B vitamins. In 20 trials that randomly assigned people to take high doses of three B vitamins (folic acid, B-6, and B-12) or a placebo, not much happened.
In the Women’s Antioxidant and Folic Acid Cardiovascular Study on 5,442 people at high risk of heart attack or stroke, for example, the B vitamins had no effect on memory. They did seem to help women who got low levels of the vitamins from their food, though the study wasn’t designed to answer that question.
“It’s critically important for brain health to ensure that one is not deficient in folate, B-12, and B-6,” says Jae Hee Kang, assistant professor of medicine at Harvard Medical School and the Brigham and Women’s Hospital in Boston. “However, for most people, who have adequate intakes, B vitamin supplements are unlikely to help.”
•••
Set of tasks:
[a] According to the passage on B vitamins, how many people took part in the Women's Antioxidant and Folic Acid Cardiovascular Study?
[b] Write the next part of the passage on B vitamins and memory, picking up after its final quoted sentence.
•••
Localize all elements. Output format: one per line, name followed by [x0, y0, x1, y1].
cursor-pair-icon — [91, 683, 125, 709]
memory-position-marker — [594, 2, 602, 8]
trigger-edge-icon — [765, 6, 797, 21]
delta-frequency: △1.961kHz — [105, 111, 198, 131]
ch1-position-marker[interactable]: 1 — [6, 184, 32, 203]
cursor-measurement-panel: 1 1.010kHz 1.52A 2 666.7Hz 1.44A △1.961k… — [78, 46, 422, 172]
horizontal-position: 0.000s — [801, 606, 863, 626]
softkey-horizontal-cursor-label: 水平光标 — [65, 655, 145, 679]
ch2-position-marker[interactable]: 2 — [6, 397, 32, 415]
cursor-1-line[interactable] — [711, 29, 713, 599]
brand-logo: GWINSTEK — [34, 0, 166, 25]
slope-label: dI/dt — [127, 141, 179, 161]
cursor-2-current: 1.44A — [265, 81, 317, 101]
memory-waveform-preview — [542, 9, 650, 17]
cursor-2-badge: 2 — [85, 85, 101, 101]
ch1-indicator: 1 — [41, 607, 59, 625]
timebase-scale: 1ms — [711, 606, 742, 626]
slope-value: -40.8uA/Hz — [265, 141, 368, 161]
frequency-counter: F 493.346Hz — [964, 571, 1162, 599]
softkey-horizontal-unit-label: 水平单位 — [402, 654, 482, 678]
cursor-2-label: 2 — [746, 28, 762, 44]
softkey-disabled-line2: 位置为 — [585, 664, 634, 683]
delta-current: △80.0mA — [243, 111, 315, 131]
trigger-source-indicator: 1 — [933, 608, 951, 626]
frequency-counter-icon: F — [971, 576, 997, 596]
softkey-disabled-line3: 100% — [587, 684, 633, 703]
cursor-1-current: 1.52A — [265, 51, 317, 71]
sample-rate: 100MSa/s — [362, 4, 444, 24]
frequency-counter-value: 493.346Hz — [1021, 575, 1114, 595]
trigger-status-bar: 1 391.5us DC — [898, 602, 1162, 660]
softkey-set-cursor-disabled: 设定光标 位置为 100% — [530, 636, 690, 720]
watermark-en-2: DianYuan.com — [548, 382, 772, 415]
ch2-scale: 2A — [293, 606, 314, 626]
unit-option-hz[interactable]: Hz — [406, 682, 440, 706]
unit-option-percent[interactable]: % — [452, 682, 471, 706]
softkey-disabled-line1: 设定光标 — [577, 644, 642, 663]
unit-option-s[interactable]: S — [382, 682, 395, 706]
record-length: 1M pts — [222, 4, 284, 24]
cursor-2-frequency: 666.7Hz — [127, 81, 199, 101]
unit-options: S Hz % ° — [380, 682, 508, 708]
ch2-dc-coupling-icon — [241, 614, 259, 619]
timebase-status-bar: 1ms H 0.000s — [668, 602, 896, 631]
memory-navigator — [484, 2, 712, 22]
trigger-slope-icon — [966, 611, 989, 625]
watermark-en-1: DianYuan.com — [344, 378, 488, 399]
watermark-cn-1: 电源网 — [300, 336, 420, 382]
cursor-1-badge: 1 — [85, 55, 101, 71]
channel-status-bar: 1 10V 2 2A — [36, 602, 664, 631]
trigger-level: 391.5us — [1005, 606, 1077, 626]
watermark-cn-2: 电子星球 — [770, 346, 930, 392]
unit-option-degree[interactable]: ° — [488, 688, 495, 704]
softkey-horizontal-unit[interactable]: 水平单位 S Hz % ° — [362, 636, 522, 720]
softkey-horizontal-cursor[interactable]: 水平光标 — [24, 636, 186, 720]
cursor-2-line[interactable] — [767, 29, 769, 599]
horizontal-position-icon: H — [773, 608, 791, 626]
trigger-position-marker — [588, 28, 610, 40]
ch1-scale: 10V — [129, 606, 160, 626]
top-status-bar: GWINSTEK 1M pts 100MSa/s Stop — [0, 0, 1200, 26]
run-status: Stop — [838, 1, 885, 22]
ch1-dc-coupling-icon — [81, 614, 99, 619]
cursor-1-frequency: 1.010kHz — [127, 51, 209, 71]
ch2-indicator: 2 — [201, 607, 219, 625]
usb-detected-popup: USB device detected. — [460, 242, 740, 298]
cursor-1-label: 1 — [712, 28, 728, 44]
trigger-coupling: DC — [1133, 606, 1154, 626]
•••
Solved problems:
[a] 5,442 people at high risk of heart attack or stroke.

[b]
Antioxidant vitamins. Taking high doses of vitamin E (600 IU every other day), beta-carotene (83,333 IU every other day), and vitamin C (500 mg a day) for nine years had no impact on memory or cognition in 2,824 women at high risk of cardiovascular disease.
“In one of our trials, men who took beta-carotene for about 18 years did have a benefit,” notes Kang. But in other trials, high doses raised the risk of lung cancer in smokers or former smokers. So it’s not worth the risk even if you’ve never smoked.
Other supplements. In nearly 6,000 men participating in the Physicians’ Health Study, those who took an ordinary multivitamin for seniors (Centrum Silver) for 12 years did no better on cognitive tests than those who took a placebo.
And studies have largely come up empty on phosphatidyl serine, vinpocetine, huperzine-A, and ginkgo, which are often added to “memory” supplements.